- Written task -
Your task is to copy every line of the entries that contains "page".

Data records
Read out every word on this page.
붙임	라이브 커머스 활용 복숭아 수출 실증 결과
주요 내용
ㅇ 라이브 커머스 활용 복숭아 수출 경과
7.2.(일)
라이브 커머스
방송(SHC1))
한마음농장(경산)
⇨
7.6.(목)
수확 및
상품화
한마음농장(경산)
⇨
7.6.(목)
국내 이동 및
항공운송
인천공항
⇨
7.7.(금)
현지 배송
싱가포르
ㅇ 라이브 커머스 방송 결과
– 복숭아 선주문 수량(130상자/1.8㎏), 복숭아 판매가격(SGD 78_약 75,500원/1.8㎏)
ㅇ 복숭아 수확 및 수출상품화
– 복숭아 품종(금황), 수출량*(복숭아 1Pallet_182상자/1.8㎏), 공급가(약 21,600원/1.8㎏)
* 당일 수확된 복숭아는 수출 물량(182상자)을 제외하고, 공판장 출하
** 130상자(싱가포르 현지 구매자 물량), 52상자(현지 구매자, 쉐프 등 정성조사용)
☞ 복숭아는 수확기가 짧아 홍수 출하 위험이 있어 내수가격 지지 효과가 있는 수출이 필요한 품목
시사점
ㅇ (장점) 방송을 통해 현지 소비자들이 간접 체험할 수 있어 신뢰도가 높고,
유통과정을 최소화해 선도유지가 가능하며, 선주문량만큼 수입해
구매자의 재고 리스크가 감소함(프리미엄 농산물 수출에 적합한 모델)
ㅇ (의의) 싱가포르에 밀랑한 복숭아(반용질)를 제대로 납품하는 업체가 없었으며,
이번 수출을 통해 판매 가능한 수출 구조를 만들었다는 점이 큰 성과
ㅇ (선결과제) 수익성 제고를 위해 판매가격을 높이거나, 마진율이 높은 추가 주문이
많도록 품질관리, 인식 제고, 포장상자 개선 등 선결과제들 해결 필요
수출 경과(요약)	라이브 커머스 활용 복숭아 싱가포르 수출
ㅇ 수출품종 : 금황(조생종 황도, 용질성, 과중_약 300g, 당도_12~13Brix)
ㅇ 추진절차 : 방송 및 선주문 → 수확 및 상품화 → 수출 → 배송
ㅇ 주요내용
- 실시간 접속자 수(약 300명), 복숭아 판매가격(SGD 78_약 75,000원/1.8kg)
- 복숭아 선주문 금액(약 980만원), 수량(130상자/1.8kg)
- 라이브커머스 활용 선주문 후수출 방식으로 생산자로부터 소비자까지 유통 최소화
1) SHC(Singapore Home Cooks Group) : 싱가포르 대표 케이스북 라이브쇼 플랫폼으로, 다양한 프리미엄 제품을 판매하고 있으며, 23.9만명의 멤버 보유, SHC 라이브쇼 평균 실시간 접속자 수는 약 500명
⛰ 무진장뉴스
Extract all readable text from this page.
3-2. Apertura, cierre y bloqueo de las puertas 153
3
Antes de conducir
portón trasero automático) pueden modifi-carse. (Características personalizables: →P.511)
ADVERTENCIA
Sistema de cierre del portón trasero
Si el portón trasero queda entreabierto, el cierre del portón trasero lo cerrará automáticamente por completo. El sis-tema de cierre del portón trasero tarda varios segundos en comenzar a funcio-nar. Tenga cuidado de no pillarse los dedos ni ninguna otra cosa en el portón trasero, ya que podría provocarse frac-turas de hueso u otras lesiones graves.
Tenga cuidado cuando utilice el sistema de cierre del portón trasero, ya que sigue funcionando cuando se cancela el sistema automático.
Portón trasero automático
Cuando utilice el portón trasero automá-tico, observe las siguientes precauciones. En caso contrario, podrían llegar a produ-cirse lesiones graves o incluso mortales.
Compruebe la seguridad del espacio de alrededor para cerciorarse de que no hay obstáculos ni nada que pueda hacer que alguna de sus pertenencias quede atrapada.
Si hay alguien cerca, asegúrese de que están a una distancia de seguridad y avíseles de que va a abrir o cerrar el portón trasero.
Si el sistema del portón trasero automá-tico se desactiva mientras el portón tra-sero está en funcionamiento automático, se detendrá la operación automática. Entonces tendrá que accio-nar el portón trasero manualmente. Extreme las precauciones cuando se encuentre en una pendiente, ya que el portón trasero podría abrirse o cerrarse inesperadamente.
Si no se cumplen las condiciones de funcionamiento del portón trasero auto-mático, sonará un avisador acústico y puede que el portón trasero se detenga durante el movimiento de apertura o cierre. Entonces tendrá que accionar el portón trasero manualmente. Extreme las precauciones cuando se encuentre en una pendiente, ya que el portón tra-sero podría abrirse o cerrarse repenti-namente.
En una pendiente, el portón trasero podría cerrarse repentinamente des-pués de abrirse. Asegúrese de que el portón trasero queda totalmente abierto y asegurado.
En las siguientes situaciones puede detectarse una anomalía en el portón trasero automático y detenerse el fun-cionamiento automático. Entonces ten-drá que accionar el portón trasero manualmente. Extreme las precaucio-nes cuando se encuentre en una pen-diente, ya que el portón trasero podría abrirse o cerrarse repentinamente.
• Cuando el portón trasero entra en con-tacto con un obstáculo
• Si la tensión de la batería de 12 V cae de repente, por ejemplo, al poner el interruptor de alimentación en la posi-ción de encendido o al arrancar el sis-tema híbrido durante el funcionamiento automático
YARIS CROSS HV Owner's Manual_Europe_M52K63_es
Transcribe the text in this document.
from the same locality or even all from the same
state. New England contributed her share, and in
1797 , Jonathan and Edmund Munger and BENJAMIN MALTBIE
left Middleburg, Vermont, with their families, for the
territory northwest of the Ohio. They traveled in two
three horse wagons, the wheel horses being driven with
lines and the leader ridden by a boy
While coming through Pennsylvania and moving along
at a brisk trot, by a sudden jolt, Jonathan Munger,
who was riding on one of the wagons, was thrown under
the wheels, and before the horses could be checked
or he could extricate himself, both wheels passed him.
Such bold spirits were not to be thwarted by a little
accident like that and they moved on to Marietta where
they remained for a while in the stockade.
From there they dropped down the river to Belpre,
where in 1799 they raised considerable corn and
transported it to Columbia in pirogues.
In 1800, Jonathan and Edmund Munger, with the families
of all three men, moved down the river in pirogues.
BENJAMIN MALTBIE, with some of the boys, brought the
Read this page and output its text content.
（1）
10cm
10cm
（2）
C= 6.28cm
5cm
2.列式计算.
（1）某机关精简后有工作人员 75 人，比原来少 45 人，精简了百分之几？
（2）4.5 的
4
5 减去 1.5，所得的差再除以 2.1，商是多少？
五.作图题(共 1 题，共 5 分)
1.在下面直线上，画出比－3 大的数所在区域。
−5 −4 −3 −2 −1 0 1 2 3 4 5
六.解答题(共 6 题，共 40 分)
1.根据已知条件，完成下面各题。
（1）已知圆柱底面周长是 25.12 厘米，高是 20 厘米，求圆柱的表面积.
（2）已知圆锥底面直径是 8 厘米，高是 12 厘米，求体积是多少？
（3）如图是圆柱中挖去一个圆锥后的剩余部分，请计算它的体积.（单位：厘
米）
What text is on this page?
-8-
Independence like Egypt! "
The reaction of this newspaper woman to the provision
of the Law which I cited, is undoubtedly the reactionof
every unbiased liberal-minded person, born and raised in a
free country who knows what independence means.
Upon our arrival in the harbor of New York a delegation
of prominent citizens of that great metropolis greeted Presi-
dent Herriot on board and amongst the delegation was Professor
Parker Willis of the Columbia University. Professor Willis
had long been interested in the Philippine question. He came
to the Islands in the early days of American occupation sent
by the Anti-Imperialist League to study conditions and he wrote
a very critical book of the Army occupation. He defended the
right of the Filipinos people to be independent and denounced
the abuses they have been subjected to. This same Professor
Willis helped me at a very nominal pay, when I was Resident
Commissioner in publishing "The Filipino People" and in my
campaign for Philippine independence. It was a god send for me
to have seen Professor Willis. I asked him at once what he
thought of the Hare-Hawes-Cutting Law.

- Solution -
Read out every word on this page.
Extract all readable text from this page.
Read this page and output its text content.
What text is on this page?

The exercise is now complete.